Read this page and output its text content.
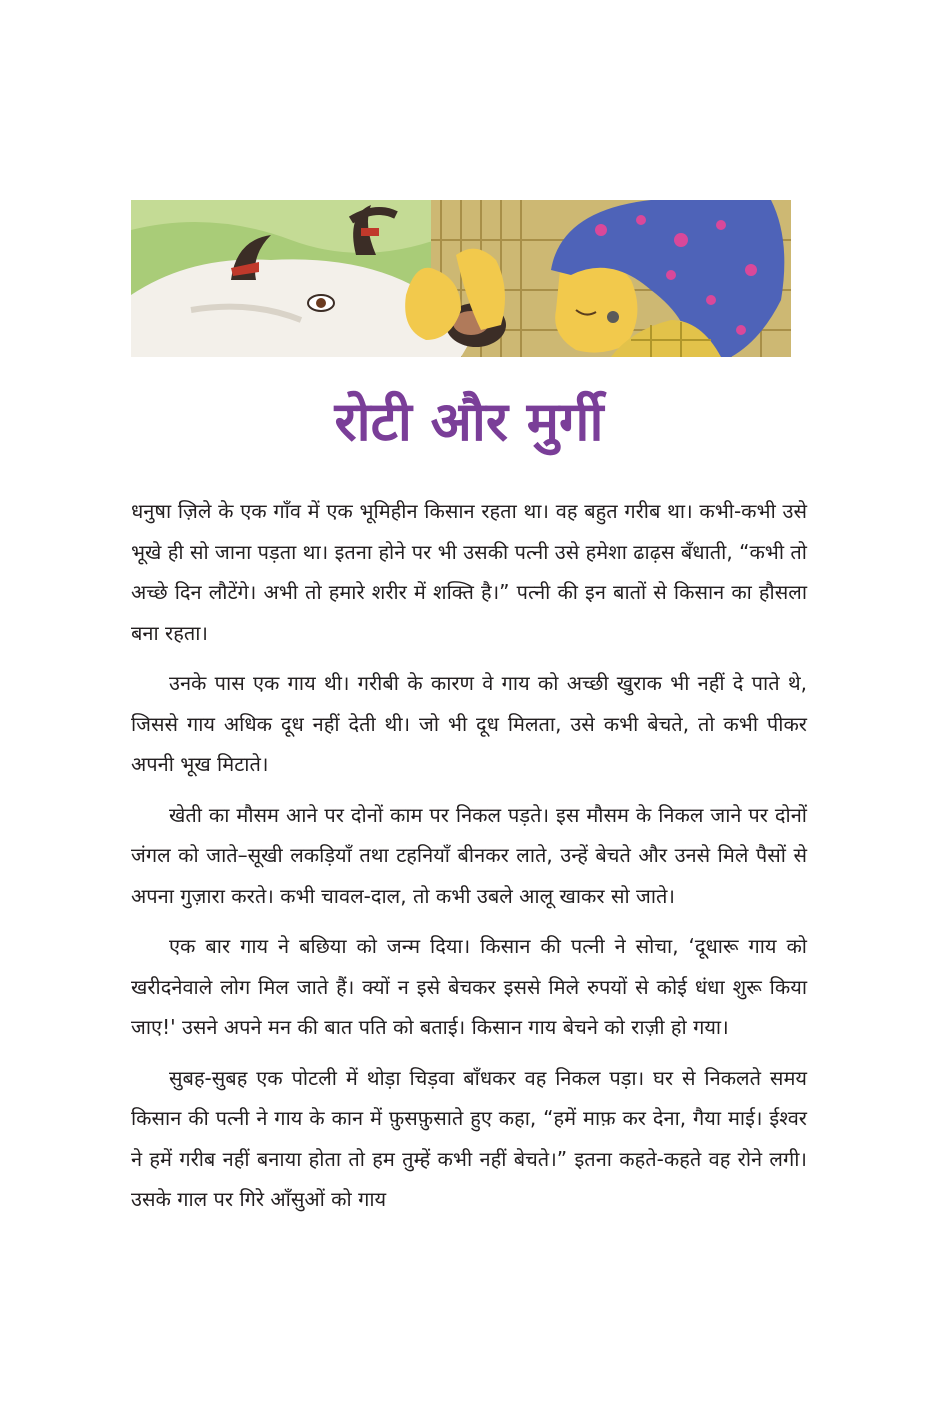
रोटी और मुर्गी

धनुषा ज़िले के एक गाँव में एक भूमिहीन किसान रहता था। वह बहुत गरीब था। कभी-कभी उसे भूखे ही सो जाना पड़ता था। इतना होने पर भी उसकी पत्नी उसे हमेशा ढाढ़स बँधाती, “कभी तो अच्छे दिन लौटेंगे। अभी तो हमारे शरीर में शक्ति है।” पत्नी की इन बातों से किसान का हौसला बना रहता।

उनके पास एक गाय थी। गरीबी के कारण वे गाय को अच्छी खुराक भी नहीं दे पाते थे, जिससे गाय अधिक दूध नहीं देती थी। जो भी दूध मिलता, उसे कभी बेचते, तो कभी पीकर अपनी भूख मिटाते।

खेती का मौसम आने पर दोनों काम पर निकल पड़ते। इस मौसम के निकल जाने पर दोनों जंगल को जाते–सूखी लकड़ियाँ तथा टहनियाँ बीनकर लाते, उन्हें बेचते और उनसे मिले पैसों से अपना गुज़ारा करते। कभी चावल-दाल, तो कभी उबले आलू खाकर सो जाते।

एक बार गाय ने बछिया को जन्म दिया। किसान की पत्नी ने सोचा, ‘दूधारू गाय को खरीदनेवाले लोग मिल जाते हैं। क्यों न इसे बेचकर इससे मिले रुपयों से कोई धंधा शुरू किया जाए!' उसने अपने मन की बात पति को बताई। किसान गाय बेचने को राज़ी हो गया।

सुबह-सुबह एक पोटली में थोड़ा चिड़वा बाँधकर वह निकल पड़ा। घर से निकलते समय किसान की पत्नी ने गाय के कान में फ़ुसफ़ुसाते हुए कहा, “हमें माफ़ कर देना, गैया माई। ईश्वर ने हमें गरीब नहीं बनाया होता तो हम तुम्हें कभी नहीं बेचते।” इतना कहते-कहते वह रोने लगी। उसके गाल पर गिरे आँसुओं को गाय
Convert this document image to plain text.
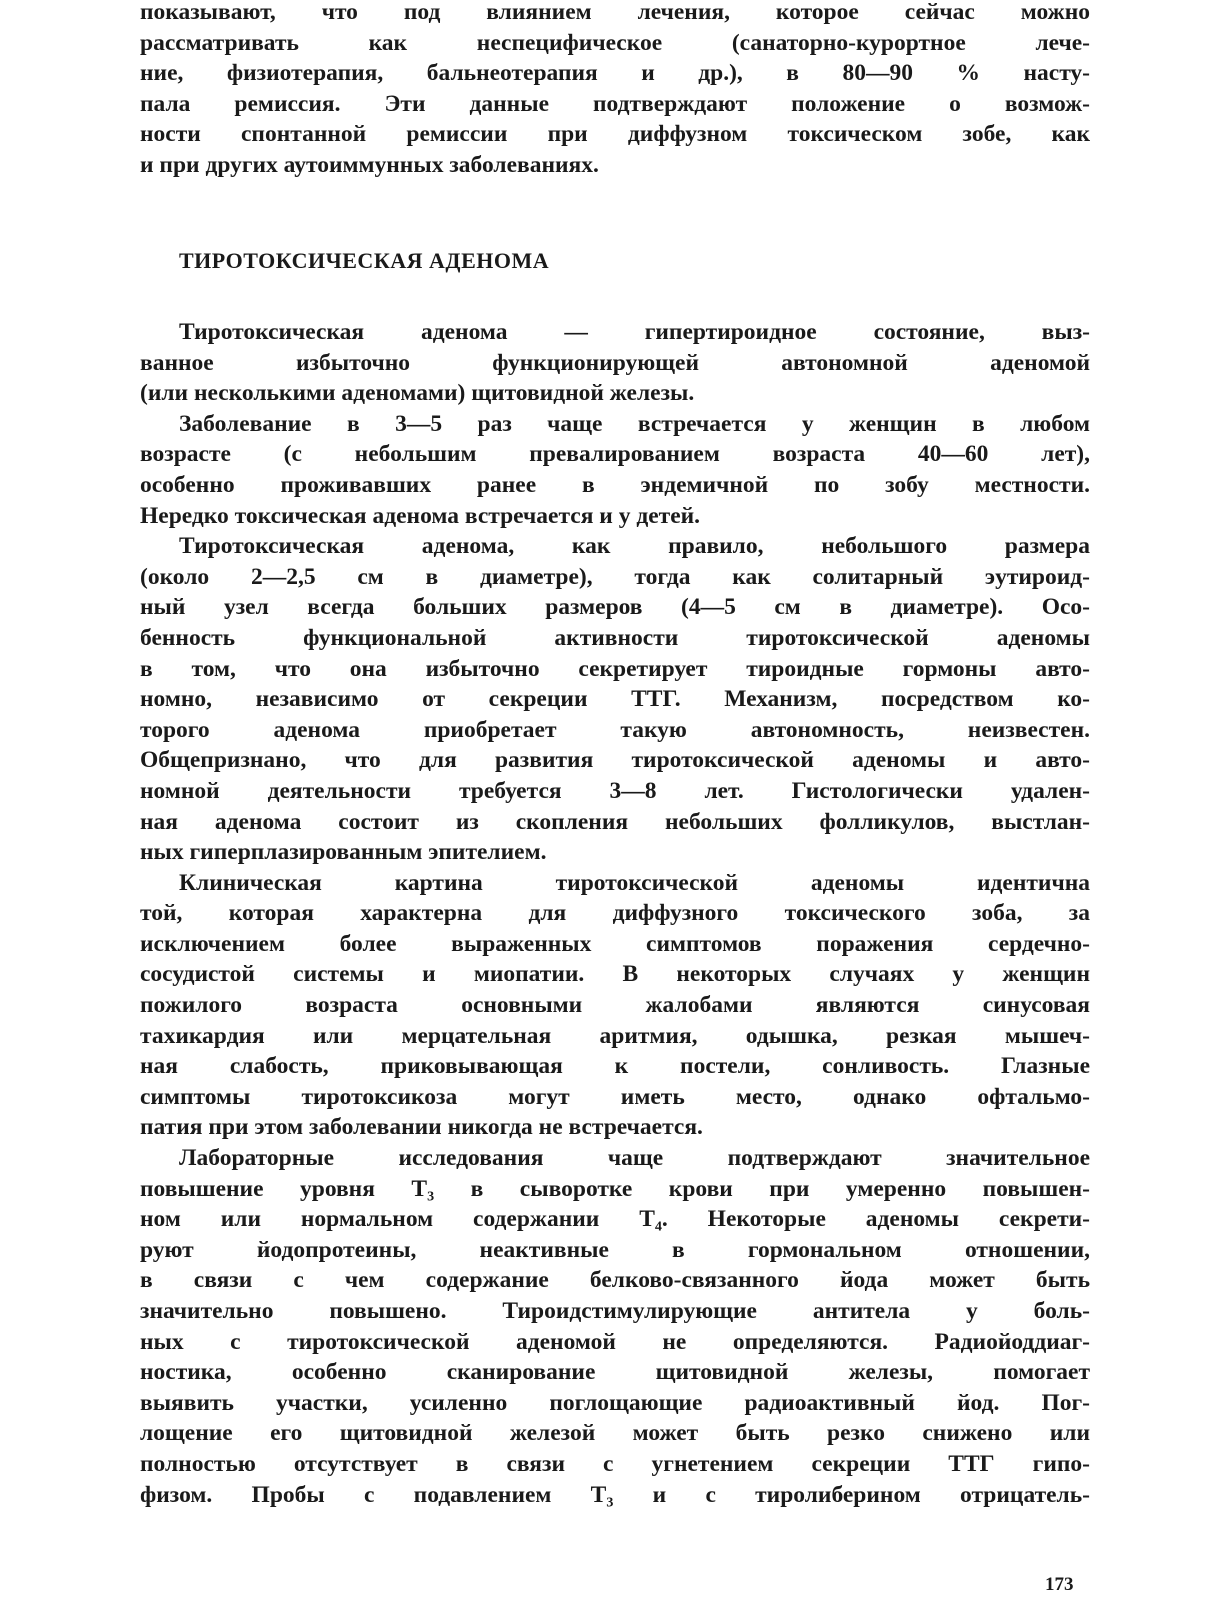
показывают, что под влиянием лечения, которое сейчас можно
рассматривать как неспецифическое (санаторно-курортное лече-
ние, физиотерапия, бальнеотерапия и др.), в 80—90 % насту-
пала ремиссия. Эти данные подтверждают положение о возмож-
ности спонтанной ремиссии при диффузном токсическом зобе, как
и при других аутоиммунных заболеваниях.
ТИРОТОКСИЧЕСКАЯ АДЕНОМА
Тиротоксическая аденома — гипертироидное состояние, выз-
ванное избыточно функционирующей автономной аденомой
(или несколькими аденомами) щитовидной железы.
Заболевание в 3—5 раз чаще встречается у женщин в любом
возрасте (с небольшим превалированием возраста 40—60 лет),
особенно проживавших ранее в эндемичной по зобу местности.
Нередко токсическая аденома встречается и у детей.
Тиротоксическая аденома, как правило, небольшого размера
(около 2—2,5 см в диаметре), тогда как солитарный эутироид-
ный узел всегда больших размеров (4—5 см в диаметре). Осо-
бенность функциональной активности тиротоксической аденомы
в том, что она избыточно секретирует тироидные гормоны авто-
номно, независимо от секреции ТТГ. Механизм, посредством ко-
торого аденома приобретает такую автономность, неизвестен.
Общепризнано, что для развития тиротоксической аденомы и авто-
номной деятельности требуется 3—8 лет. Гистологически удален-
ная аденома состоит из скопления небольших фолликулов, выстлан-
ных гиперплазированным эпителием.
Клиническая картина тиротоксической аденомы идентична
той, которая характерна для диффузного токсического зоба, за
исключением более выраженных симптомов поражения сердечно-
сосудистой системы и миопатии. В некоторых случаях у женщин
пожилого возраста основными жалобами являются синусовая
тахикардия или мерцательная аритмия, одышка, резкая мышеч-
ная слабость, приковывающая к постели, сонливость. Глазные
симптомы тиротоксикоза могут иметь место, однако офтальмо-
патия при этом заболевании никогда не встречается.
Лабораторные исследования чаще подтверждают значительное
повышение уровня T₃ в сыворотке крови при умеренно повышен-
ном или нормальном содержании T₄. Некоторые аденомы секрети-
руют йодопротеины, неактивные в гормональном отношении,
в связи с чем содержание белково-связанного йода может быть
значительно повышено. Тироидстимулирующие антитела у боль-
ных с тиротоксической аденомой не определяются. Радиойоддиаг-
ностика, особенно сканирование щитовидной железы, помогает
выявить участки, усиленно поглощающие радиоактивный йод. Пог-
лощение его щитовидной железой может быть резко снижено или
полностью отсутствует в связи с угнетением секреции ТТГ гипо-
физом. Пробы с подавлением T₃ и с тиролиберином отрицатель-
173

===============

◆ Problem description:
All of the records need repeating exactly, except for the pictures.

◆ Expected answer:
Read this page and output its text content.
रोटी और मुर्गी

धनुषा ज़िले के एक गाँव में एक भूमिहीन किसान रहता था। वह बहुत गरीब था। कभी-कभी उसे भूखे ही सो जाना पड़ता था। इतना होने पर भी उसकी पत्नी उसे हमेशा ढाढ़स बँधाती, “कभी तो अच्छे दिन लौटेंगे। अभी तो हमारे शरीर में शक्ति है।” पत्नी की इन बातों से किसान का हौसला बना रहता।

उनके पास एक गाय थी। गरीबी के कारण वे गाय को अच्छी खुराक भी नहीं दे पाते थे, जिससे गाय अधिक दूध नहीं देती थी। जो भी दूध मिलता, उसे कभी बेचते, तो कभी पीकर अपनी भूख मिटाते।

खेती का मौसम आने पर दोनों काम पर निकल पड़ते। इस मौसम के निकल जाने पर दोनों जंगल को जाते–सूखी लकड़ियाँ तथा टहनियाँ बीनकर लाते, उन्हें बेचते और उनसे मिले पैसों से अपना गुज़ारा करते। कभी चावल-दाल, तो कभी उबले आलू खाकर सो जाते।

एक बार गाय ने बछिया को जन्म दिया। किसान की पत्नी ने सोचा, ‘दूधारू गाय को खरीदनेवाले लोग मिल जाते हैं। क्यों न इसे बेचकर इससे मिले रुपयों से कोई धंधा शुरू किया जाए!' उसने अपने मन की बात पति को बताई। किसान गाय बेचने को राज़ी हो गया।

सुबह-सुबह एक पोटली में थोड़ा चिड़वा बाँधकर वह निकल पड़ा। घर से निकलते समय किसान की पत्नी ने गाय के कान में फ़ुसफ़ुसाते हुए कहा, “हमें माफ़ कर देना, गैया माई। ईश्वर ने हमें गरीब नहीं बनाया होता तो हम तुम्हें कभी नहीं बेचते।” इतना कहते-कहते वह रोने लगी। उसके गाल पर गिरे आँसुओं को गाय
Convert this document image to plain text.
показывают, что под влиянием лечения, которое сейчас можно
рассматривать как неспецифическое (санаторно-курортное лече-
ние, физиотерапия, бальнеотерапия и др.), в 80—90 % насту-
пала ремиссия. Эти данные подтверждают положение о возмож-
ности спонтанной ремиссии при диффузном токсическом зобе, как
и при других аутоиммунных заболеваниях.
ТИРОТОКСИЧЕСКАЯ АДЕНОМА
Тиротоксическая аденома — гипертироидное состояние, выз-
ванное избыточно функционирующей автономной аденомой
(или несколькими аденомами) щитовидной железы.
Заболевание в 3—5 раз чаще встречается у женщин в любом
возрасте (с небольшим превалированием возраста 40—60 лет),
особенно проживавших ранее в эндемичной по зобу местности.
Нередко токсическая аденома встречается и у детей.
Тиротоксическая аденома, как правило, небольшого размера
(около 2—2,5 см в диаметре), тогда как солитарный эутироид-
ный узел всегда больших размеров (4—5 см в диаметре). Осо-
бенность функциональной активности тиротоксической аденомы
в том, что она избыточно секретирует тироидные гормоны авто-
номно, независимо от секреции ТТГ. Механизм, посредством ко-
торого аденома приобретает такую автономность, неизвестен.
Общепризнано, что для развития тиротоксической аденомы и авто-
номной деятельности требуется 3—8 лет. Гистологически удален-
ная аденома состоит из скопления небольших фолликулов, выстлан-
ных гиперплазированным эпителием.
Клиническая картина тиротоксической аденомы идентична
той, которая характерна для диффузного токсического зоба, за
исключением более выраженных симптомов поражения сердечно-
сосудистой системы и миопатии. В некоторых случаях у женщин
пожилого возраста основными жалобами являются синусовая
тахикардия или мерцательная аритмия, одышка, резкая мышеч-
ная слабость, приковывающая к постели, сонливость. Глазные
симптомы тиротоксикоза могут иметь место, однако офтальмо-
патия при этом заболевании никогда не встречается.
Лабораторные исследования чаще подтверждают значительное
повышение уровня T₃ в сыворотке крови при умеренно повышен-
ном или нормальном содержании T₄. Некоторые аденомы секрети-
руют йодопротеины, неактивные в гормональном отношении,
в связи с чем содержание белково-связанного йода может быть
значительно повышено. Тироидстимулирующие антитела у боль-
ных с тиротоксической аденомой не определяются. Радиойоддиаг-
ностика, особенно сканирование щитовидной железы, помогает
выявить участки, усиленно поглощающие радиоактивный йод. Пог-
лощение его щитовидной железой может быть резко снижено или
полностью отсутствует в связи с угнетением секреции ТТГ гипо-
физом. Пробы с подавлением T₃ и с тиролиберином отрицатель-
173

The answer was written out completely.